# [What you are asked to do]
Which lines below hold the word "Tiempo"? Report each one.

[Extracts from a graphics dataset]
•••••

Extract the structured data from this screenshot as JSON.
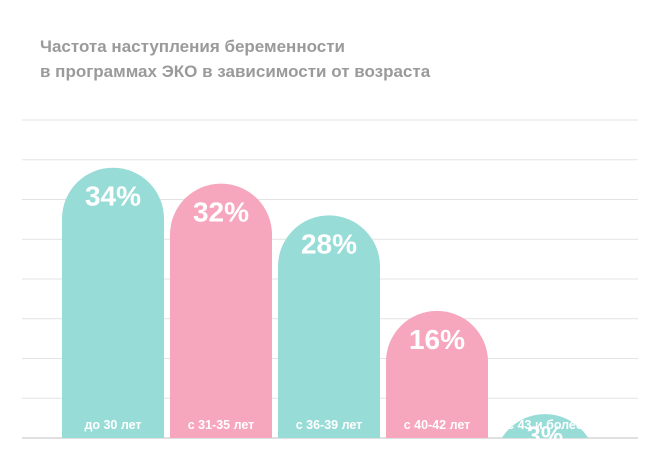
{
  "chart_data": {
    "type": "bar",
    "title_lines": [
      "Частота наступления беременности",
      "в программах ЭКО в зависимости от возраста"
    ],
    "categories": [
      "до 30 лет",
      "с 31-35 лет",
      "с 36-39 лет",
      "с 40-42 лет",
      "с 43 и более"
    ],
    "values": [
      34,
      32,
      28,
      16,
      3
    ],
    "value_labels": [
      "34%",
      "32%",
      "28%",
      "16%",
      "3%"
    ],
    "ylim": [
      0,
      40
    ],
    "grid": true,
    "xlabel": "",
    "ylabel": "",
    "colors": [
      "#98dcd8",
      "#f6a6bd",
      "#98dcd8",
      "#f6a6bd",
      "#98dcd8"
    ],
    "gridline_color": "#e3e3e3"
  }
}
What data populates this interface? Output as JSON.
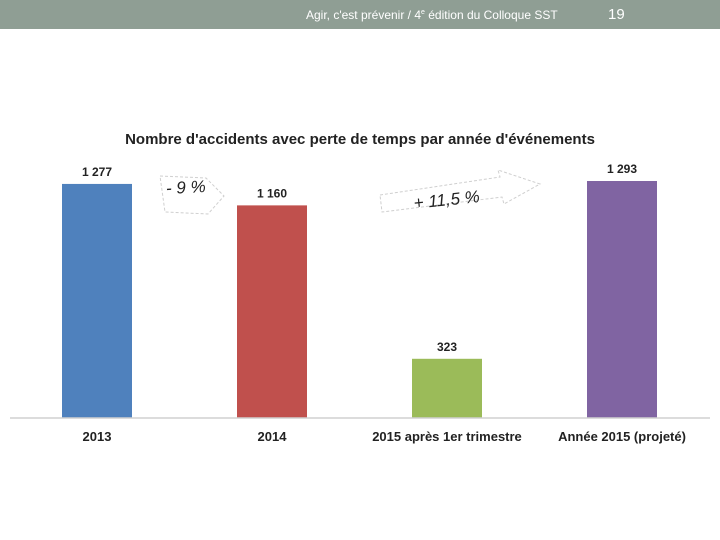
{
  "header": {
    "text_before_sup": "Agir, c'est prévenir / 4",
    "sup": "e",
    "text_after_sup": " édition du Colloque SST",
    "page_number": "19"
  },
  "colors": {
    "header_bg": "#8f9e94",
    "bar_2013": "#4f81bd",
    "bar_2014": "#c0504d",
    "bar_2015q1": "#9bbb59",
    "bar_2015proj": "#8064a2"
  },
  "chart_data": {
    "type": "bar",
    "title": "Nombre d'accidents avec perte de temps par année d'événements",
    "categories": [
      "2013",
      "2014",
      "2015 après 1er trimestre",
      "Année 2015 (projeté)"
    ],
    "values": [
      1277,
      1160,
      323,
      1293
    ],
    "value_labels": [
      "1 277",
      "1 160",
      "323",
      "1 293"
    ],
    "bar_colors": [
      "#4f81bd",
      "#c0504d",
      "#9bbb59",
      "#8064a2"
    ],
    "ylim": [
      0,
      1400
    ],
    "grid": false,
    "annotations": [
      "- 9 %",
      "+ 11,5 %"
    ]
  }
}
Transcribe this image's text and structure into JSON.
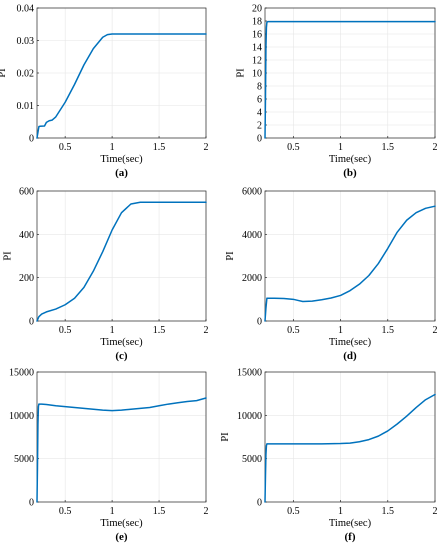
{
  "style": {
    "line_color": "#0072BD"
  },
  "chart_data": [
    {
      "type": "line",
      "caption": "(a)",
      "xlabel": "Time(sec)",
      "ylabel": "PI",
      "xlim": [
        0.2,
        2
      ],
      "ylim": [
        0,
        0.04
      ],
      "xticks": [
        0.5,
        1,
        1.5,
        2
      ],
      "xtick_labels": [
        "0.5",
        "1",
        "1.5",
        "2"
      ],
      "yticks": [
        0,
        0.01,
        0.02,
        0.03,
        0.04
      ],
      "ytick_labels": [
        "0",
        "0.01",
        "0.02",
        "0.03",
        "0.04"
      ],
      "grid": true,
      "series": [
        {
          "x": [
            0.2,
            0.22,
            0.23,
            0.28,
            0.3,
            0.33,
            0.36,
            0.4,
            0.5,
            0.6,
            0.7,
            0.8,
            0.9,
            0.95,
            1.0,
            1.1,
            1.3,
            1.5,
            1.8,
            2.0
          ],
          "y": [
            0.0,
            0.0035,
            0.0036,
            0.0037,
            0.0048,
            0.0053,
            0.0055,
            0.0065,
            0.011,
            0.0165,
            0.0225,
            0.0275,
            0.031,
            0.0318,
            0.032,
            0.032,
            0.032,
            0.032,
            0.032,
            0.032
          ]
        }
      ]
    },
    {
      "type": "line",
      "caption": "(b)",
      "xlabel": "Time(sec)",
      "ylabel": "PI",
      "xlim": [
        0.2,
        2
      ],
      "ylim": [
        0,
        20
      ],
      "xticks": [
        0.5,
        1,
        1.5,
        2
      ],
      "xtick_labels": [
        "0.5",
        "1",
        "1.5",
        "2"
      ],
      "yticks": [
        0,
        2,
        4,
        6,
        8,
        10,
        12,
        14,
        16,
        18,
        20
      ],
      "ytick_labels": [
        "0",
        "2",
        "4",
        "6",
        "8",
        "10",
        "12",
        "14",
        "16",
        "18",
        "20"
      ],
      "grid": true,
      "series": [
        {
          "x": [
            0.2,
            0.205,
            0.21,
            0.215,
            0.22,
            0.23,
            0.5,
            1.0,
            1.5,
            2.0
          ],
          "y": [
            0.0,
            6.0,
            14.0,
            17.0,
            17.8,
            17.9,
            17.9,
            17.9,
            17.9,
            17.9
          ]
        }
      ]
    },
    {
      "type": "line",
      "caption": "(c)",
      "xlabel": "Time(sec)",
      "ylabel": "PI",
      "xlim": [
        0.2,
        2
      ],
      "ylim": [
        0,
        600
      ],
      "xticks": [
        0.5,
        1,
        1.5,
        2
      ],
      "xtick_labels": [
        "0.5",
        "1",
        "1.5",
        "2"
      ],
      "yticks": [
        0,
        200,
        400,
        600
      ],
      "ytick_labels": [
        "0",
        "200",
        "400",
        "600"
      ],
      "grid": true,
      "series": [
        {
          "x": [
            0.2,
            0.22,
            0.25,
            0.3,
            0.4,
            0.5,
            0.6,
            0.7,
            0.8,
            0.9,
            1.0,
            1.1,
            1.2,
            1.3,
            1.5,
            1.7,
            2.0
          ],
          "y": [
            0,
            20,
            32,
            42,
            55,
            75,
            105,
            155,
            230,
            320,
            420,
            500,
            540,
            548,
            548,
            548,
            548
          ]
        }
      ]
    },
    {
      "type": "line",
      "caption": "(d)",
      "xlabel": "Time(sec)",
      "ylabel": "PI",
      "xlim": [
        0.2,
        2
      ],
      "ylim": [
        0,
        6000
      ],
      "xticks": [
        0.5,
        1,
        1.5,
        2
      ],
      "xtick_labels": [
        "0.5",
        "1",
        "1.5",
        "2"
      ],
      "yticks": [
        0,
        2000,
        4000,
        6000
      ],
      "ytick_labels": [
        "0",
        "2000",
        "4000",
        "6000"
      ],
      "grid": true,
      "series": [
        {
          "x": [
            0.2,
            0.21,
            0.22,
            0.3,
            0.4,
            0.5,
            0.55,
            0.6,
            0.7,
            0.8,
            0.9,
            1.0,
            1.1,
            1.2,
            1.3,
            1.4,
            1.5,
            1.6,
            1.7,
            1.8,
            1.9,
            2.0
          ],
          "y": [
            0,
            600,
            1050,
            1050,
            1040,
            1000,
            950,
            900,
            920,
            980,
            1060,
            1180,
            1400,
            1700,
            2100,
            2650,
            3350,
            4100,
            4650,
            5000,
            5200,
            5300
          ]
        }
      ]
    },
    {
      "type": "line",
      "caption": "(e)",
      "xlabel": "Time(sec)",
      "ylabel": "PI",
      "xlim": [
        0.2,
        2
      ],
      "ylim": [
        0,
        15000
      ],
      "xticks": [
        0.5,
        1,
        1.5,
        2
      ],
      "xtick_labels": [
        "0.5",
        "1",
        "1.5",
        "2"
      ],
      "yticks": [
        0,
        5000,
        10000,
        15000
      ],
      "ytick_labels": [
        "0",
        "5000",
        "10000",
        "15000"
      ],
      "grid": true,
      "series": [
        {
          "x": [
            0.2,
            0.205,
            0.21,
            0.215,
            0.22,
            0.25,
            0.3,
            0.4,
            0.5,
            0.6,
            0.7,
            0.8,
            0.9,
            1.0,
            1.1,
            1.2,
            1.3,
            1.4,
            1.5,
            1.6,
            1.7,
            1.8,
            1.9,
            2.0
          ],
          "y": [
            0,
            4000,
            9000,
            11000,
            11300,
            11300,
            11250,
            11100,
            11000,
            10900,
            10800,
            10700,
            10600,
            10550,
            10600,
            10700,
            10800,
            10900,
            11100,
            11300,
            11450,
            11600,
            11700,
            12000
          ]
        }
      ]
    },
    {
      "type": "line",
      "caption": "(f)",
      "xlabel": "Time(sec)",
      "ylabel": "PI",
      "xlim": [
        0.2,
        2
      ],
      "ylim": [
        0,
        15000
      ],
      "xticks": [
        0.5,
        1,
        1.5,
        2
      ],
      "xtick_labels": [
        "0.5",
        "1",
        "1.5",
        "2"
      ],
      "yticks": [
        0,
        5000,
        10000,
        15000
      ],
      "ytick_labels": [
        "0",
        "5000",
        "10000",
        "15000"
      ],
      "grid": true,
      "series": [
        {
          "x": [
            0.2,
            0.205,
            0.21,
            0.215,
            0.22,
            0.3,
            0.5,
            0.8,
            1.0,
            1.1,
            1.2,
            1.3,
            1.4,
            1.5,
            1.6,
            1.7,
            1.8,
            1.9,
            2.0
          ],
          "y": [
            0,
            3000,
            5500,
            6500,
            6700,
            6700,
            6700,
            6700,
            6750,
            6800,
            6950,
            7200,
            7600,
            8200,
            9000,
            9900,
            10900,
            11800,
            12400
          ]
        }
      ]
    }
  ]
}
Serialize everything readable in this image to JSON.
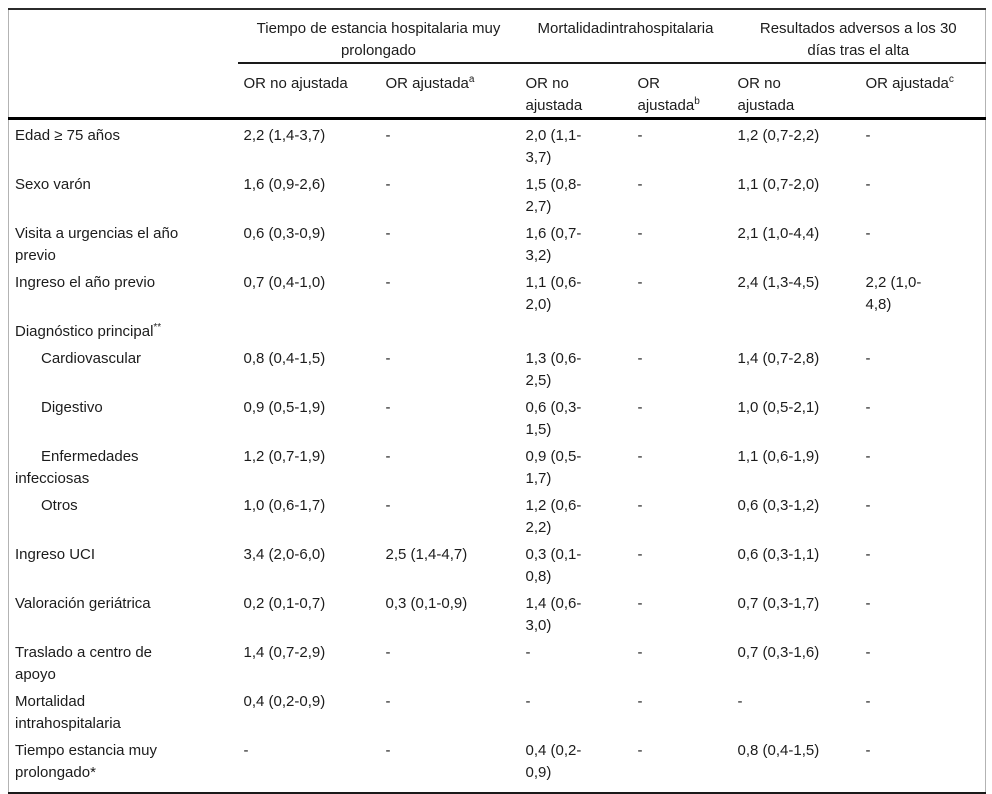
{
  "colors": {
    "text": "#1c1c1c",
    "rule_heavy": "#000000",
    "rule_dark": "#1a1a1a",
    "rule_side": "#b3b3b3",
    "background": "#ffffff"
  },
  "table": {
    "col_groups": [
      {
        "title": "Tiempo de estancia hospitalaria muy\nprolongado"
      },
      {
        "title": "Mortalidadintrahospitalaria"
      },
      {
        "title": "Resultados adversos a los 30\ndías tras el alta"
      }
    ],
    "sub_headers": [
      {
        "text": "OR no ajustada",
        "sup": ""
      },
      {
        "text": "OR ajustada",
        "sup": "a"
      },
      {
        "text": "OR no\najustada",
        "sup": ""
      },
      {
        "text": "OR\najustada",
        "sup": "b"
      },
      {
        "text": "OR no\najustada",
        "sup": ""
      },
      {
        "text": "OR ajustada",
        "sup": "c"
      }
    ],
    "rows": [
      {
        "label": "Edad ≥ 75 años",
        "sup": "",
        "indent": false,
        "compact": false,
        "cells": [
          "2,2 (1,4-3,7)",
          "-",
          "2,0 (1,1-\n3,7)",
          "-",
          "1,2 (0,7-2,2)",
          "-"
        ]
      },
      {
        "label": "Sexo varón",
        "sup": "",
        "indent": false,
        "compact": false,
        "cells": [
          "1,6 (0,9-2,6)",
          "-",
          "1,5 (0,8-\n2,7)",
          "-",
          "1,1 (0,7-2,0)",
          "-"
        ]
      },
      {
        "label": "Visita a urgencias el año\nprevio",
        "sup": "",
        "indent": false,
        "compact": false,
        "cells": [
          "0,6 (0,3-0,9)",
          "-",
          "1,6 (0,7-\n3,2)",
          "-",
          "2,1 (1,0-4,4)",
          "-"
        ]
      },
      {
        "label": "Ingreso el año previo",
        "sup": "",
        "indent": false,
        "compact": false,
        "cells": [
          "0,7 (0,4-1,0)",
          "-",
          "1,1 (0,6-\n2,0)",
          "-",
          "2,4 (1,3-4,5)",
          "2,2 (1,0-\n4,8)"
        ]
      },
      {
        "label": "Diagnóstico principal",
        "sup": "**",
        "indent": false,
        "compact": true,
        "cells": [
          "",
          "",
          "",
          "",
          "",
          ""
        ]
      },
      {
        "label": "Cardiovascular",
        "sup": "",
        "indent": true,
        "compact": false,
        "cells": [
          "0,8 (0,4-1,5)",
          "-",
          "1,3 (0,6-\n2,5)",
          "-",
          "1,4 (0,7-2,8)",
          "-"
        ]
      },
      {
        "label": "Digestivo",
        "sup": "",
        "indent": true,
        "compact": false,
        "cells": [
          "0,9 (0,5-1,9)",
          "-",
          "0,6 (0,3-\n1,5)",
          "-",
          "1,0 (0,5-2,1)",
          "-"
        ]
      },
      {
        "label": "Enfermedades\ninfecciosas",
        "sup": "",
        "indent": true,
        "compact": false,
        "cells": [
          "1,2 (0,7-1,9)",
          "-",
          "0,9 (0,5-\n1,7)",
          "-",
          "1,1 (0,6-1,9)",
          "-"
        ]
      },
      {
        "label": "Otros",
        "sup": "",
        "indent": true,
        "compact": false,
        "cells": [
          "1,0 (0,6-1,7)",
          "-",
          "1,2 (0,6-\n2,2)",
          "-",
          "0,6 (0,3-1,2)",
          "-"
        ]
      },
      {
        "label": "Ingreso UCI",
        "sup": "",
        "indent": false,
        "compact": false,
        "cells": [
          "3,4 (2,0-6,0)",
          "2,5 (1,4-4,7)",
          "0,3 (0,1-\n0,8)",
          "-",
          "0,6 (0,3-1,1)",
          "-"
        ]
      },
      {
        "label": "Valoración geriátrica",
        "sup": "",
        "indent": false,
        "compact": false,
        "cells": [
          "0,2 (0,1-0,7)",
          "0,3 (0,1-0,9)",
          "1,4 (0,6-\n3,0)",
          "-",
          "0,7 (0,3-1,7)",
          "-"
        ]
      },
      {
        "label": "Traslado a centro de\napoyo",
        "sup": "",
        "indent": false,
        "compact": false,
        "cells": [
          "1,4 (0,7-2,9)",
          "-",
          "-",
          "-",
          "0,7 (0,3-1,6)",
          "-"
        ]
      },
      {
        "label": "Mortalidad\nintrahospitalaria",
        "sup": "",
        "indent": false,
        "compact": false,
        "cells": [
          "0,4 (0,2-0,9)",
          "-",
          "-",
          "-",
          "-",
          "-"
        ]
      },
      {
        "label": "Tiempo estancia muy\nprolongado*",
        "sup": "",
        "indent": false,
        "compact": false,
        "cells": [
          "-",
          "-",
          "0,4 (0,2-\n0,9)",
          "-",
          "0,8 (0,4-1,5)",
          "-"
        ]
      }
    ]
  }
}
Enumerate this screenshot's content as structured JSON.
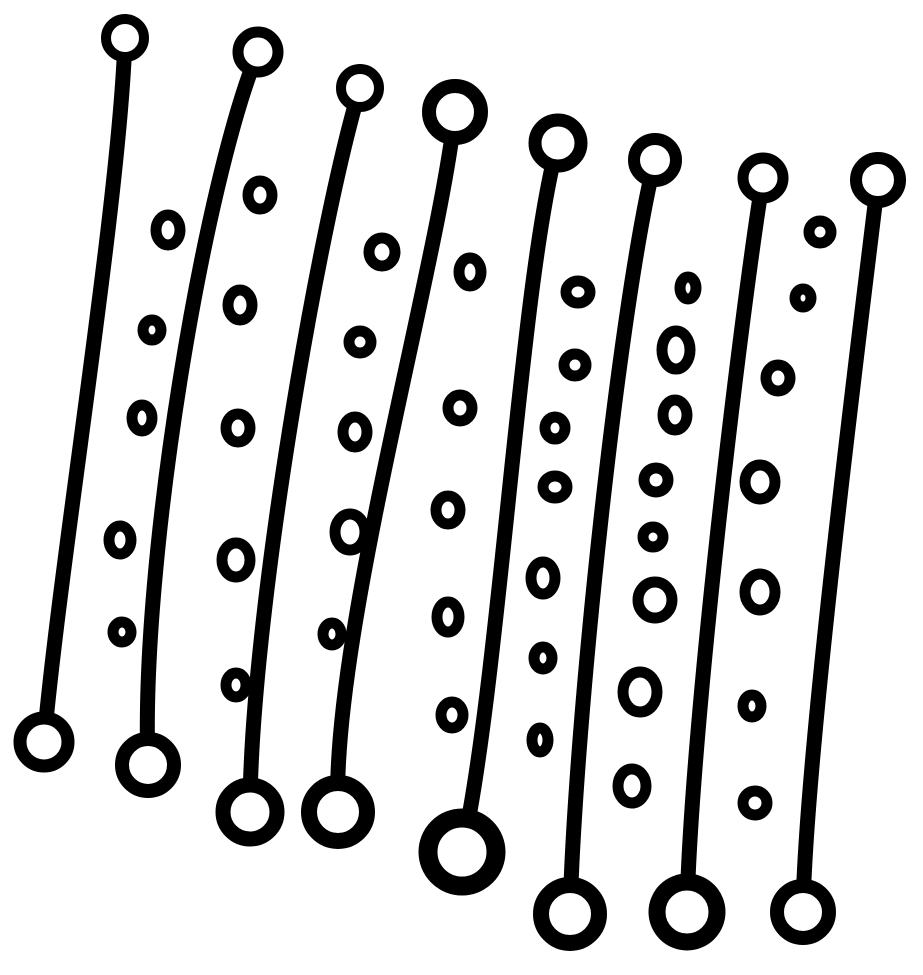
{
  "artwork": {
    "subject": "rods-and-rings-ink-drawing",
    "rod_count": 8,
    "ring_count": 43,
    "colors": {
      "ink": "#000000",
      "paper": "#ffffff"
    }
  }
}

•••••

# [Output of the exercise]
        "title": "Tiempo de estancia hospitalaria muy\nprolongado"
        "label": "Tiempo estancia muy\nprolongado*",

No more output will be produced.